Reproduce the data below line for line, without changing a single character.
-- Start Task material --
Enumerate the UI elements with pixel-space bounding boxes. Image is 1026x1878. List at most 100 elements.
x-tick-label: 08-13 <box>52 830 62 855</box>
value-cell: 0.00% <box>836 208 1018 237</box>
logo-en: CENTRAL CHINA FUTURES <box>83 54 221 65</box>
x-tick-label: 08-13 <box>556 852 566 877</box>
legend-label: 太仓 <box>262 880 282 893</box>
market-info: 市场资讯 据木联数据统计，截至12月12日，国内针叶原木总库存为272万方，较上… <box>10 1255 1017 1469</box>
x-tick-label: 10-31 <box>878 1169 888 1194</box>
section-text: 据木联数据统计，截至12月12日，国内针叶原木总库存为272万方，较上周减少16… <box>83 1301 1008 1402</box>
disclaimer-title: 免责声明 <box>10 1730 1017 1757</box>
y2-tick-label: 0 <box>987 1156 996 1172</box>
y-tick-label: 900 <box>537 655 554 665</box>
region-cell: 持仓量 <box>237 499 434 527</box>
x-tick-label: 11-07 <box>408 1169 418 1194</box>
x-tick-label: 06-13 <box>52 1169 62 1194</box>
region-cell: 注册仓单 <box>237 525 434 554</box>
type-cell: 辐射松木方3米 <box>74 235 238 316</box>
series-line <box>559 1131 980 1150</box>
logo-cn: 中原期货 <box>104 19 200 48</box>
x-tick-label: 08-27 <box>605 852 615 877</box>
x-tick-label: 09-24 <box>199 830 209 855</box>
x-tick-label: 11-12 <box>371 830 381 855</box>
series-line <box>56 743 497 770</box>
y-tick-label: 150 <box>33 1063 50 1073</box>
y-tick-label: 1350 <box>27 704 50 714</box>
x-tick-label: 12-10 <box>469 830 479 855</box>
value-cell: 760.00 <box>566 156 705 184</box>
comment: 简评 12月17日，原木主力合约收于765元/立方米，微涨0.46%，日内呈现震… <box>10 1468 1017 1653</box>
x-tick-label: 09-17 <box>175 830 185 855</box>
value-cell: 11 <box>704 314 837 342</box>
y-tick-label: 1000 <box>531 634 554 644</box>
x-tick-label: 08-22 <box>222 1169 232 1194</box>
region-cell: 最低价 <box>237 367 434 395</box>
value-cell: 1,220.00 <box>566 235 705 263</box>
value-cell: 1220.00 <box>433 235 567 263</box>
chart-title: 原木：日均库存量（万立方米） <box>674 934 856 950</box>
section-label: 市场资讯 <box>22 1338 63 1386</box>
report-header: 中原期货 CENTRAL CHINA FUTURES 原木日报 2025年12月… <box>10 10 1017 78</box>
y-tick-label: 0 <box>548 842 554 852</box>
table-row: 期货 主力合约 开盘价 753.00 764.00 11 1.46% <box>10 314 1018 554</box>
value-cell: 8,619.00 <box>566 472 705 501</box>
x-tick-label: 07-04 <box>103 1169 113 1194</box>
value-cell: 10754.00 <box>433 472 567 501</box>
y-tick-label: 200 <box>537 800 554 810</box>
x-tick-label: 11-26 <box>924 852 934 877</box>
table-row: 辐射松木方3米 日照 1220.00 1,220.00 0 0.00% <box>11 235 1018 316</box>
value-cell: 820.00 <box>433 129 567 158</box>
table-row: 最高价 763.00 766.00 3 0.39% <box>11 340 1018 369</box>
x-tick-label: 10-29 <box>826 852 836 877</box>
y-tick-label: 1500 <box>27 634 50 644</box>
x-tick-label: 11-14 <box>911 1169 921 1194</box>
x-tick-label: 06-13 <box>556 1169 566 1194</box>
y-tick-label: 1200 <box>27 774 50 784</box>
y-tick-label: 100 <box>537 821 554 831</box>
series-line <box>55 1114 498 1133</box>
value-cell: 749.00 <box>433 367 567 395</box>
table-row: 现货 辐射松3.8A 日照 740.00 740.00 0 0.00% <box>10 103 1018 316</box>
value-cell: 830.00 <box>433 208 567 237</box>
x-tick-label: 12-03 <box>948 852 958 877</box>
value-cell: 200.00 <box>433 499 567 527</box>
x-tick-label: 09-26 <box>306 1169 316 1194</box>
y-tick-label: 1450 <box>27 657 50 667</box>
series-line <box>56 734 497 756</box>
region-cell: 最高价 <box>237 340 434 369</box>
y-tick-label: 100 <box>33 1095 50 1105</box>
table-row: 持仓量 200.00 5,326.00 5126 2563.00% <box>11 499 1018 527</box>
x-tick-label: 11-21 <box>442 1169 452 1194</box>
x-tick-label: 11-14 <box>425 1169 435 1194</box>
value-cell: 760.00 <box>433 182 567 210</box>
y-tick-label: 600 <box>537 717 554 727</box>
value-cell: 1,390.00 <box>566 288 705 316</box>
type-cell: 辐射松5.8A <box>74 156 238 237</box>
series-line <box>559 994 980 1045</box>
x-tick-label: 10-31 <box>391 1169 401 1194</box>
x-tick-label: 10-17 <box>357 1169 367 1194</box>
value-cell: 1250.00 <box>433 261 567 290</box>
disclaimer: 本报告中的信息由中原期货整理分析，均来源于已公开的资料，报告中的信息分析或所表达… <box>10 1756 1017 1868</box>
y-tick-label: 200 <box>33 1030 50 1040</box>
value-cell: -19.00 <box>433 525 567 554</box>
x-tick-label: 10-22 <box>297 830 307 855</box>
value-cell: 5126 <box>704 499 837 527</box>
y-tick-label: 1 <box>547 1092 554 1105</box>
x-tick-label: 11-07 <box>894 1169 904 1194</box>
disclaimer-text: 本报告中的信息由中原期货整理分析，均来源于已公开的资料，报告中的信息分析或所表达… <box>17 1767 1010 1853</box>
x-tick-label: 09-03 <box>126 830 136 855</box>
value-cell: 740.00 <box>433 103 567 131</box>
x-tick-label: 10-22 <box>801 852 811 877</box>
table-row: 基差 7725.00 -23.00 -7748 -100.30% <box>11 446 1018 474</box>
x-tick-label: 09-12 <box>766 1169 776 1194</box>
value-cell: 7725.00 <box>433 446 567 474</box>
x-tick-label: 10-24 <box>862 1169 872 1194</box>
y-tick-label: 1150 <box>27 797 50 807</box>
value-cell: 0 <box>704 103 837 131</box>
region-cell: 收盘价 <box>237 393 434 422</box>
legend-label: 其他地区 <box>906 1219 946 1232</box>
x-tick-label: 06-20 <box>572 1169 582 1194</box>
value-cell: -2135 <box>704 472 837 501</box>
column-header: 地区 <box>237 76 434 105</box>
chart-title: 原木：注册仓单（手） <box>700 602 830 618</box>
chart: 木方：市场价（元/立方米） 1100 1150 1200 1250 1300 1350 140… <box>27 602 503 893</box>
-- End Task material --
| Final answer |
Enumerate the UI elements with pixel-space bounding boxes. Image is 1026x1878. List at most 100 elements.
x-tick-label: 08-13 <box>52 830 62 855</box>
value-cell: 0.00% <box>836 208 1018 237</box>
logo-en: CENTRAL CHINA FUTURES <box>83 54 221 65</box>
x-tick-label: 08-13 <box>556 852 566 877</box>
legend-label: 太仓 <box>262 880 282 893</box>
market-info: 市场资讯 据木联数据统计，截至12月12日，国内针叶原木总库存为272万方，较上… <box>10 1255 1017 1469</box>
x-tick-label: 10-31 <box>878 1169 888 1194</box>
section-text: 据木联数据统计，截至12月12日，国内针叶原木总库存为272万方，较上周减少16… <box>83 1301 1008 1402</box>
disclaimer-title: 免责声明 <box>10 1730 1017 1757</box>
y2-tick-label: 0 <box>987 1156 996 1172</box>
y-tick-label: 900 <box>537 655 554 665</box>
region-cell: 持仓量 <box>237 499 434 527</box>
x-tick-label: 11-07 <box>408 1169 418 1194</box>
x-tick-label: 06-13 <box>52 1169 62 1194</box>
region-cell: 注册仓单 <box>237 525 434 554</box>
type-cell: 辐射松木方3米 <box>74 235 238 316</box>
series-line <box>559 1131 980 1150</box>
logo-cn: 中原期货 <box>104 19 200 48</box>
x-tick-label: 08-27 <box>605 852 615 877</box>
x-tick-label: 09-24 <box>199 830 209 855</box>
x-tick-label: 11-12 <box>371 830 381 855</box>
series-line <box>56 743 497 770</box>
y-tick-label: 150 <box>33 1063 50 1073</box>
y-tick-label: 1350 <box>27 704 50 714</box>
x-tick-label: 12-10 <box>469 830 479 855</box>
value-cell: 760.00 <box>566 156 705 184</box>
comment: 简评 12月17日，原木主力合约收于765元/立方米，微涨0.46%，日内呈现震… <box>10 1468 1017 1653</box>
x-tick-label: 09-17 <box>175 830 185 855</box>
value-cell: 11 <box>704 314 837 342</box>
y-tick-label: 1000 <box>531 634 554 644</box>
x-tick-label: 08-22 <box>222 1169 232 1194</box>
region-cell: 最低价 <box>237 367 434 395</box>
value-cell: 1,220.00 <box>566 235 705 263</box>
value-cell: 1220.00 <box>433 235 567 263</box>
chart-title: 原木：日均库存量（万立方米） <box>674 934 856 950</box>
section-label: 市场资讯 <box>22 1338 63 1386</box>
report-header: 中原期货 CENTRAL CHINA FUTURES 原木日报 2025年12月… <box>10 10 1017 78</box>
y-tick-label: 0 <box>548 842 554 852</box>
table-row: 期货 主力合约 开盘价 753.00 764.00 11 1.46% <box>10 314 1018 554</box>
value-cell: 8,619.00 <box>566 472 705 501</box>
x-tick-label: 07-04 <box>103 1169 113 1194</box>
value-cell: 10754.00 <box>433 472 567 501</box>
y-tick-label: 200 <box>537 800 554 810</box>
x-tick-label: 11-26 <box>924 852 934 877</box>
table-row: 辐射松木方3米 日照 1220.00 1,220.00 0 0.00% <box>11 235 1018 316</box>
value-cell: 820.00 <box>433 129 567 158</box>
table-row: 最高价 763.00 766.00 3 0.39% <box>11 340 1018 369</box>
x-tick-label: 10-29 <box>826 852 836 877</box>
y-tick-label: 1500 <box>27 634 50 644</box>
x-tick-label: 11-14 <box>911 1169 921 1194</box>
x-tick-label: 06-13 <box>556 1169 566 1194</box>
y-tick-label: 1200 <box>27 774 50 784</box>
y-tick-label: 100 <box>537 821 554 831</box>
series-line <box>55 1114 498 1133</box>
value-cell: 749.00 <box>433 367 567 395</box>
table-row: 现货 辐射松3.8A 日照 740.00 740.00 0 0.00% <box>10 103 1018 316</box>
value-cell: 830.00 <box>433 208 567 237</box>
x-tick-label: 12-03 <box>948 852 958 877</box>
value-cell: 200.00 <box>433 499 567 527</box>
x-tick-label: 09-26 <box>306 1169 316 1194</box>
y-tick-label: 1450 <box>27 657 50 667</box>
series-line <box>56 734 497 756</box>
region-cell: 最高价 <box>237 340 434 369</box>
y-tick-label: 100 <box>33 1095 50 1105</box>
table-row: 持仓量 200.00 5,326.00 5126 2563.00% <box>11 499 1018 527</box>
x-tick-label: 11-21 <box>442 1169 452 1194</box>
x-tick-label: 11-14 <box>425 1169 435 1194</box>
value-cell: 760.00 <box>433 182 567 210</box>
y-tick-label: 600 <box>537 717 554 727</box>
value-cell: 1,390.00 <box>566 288 705 316</box>
type-cell: 辐射松5.8A <box>74 156 238 237</box>
series-line <box>559 994 980 1045</box>
x-tick-label: 10-31 <box>391 1169 401 1194</box>
x-tick-label: 10-17 <box>357 1169 367 1194</box>
value-cell: 1250.00 <box>433 261 567 290</box>
disclaimer: 本报告中的信息由中原期货整理分析，均来源于已公开的资料，报告中的信息分析或所表达… <box>10 1756 1017 1868</box>
y-tick-label: 200 <box>33 1030 50 1040</box>
value-cell: -19.00 <box>433 525 567 554</box>
x-tick-label: 10-22 <box>297 830 307 855</box>
value-cell: 5126 <box>704 499 837 527</box>
y-tick-label: 1 <box>547 1092 554 1105</box>
x-tick-label: 11-07 <box>894 1169 904 1194</box>
disclaimer-text: 本报告中的信息由中原期货整理分析，均来源于已公开的资料，报告中的信息分析或所表达… <box>17 1767 1010 1853</box>
x-tick-label: 09-03 <box>126 830 136 855</box>
value-cell: 740.00 <box>433 103 567 131</box>
x-tick-label: 10-22 <box>801 852 811 877</box>
table-row: 基差 7725.00 -23.00 -7748 -100.30% <box>11 446 1018 474</box>
x-tick-label: 09-12 <box>766 1169 776 1194</box>
value-cell: 7725.00 <box>433 446 567 474</box>
x-tick-label: 10-24 <box>862 1169 872 1194</box>
y-tick-label: 1150 <box>27 797 50 807</box>
value-cell: 0 <box>704 103 837 131</box>
region-cell: 收盘价 <box>237 393 434 422</box>
legend-label: 其他地区 <box>906 1219 946 1232</box>
x-tick-label: 06-20 <box>572 1169 582 1194</box>
value-cell: -2135 <box>704 472 837 501</box>
column-header: 地区 <box>237 76 434 105</box>
chart-title: 原木：注册仓单（手） <box>700 602 830 618</box>
chart: 木方：市场价（元/立方米） 1100 1150 1200 1250 1300 1350 140… <box>27 602 503 893</box>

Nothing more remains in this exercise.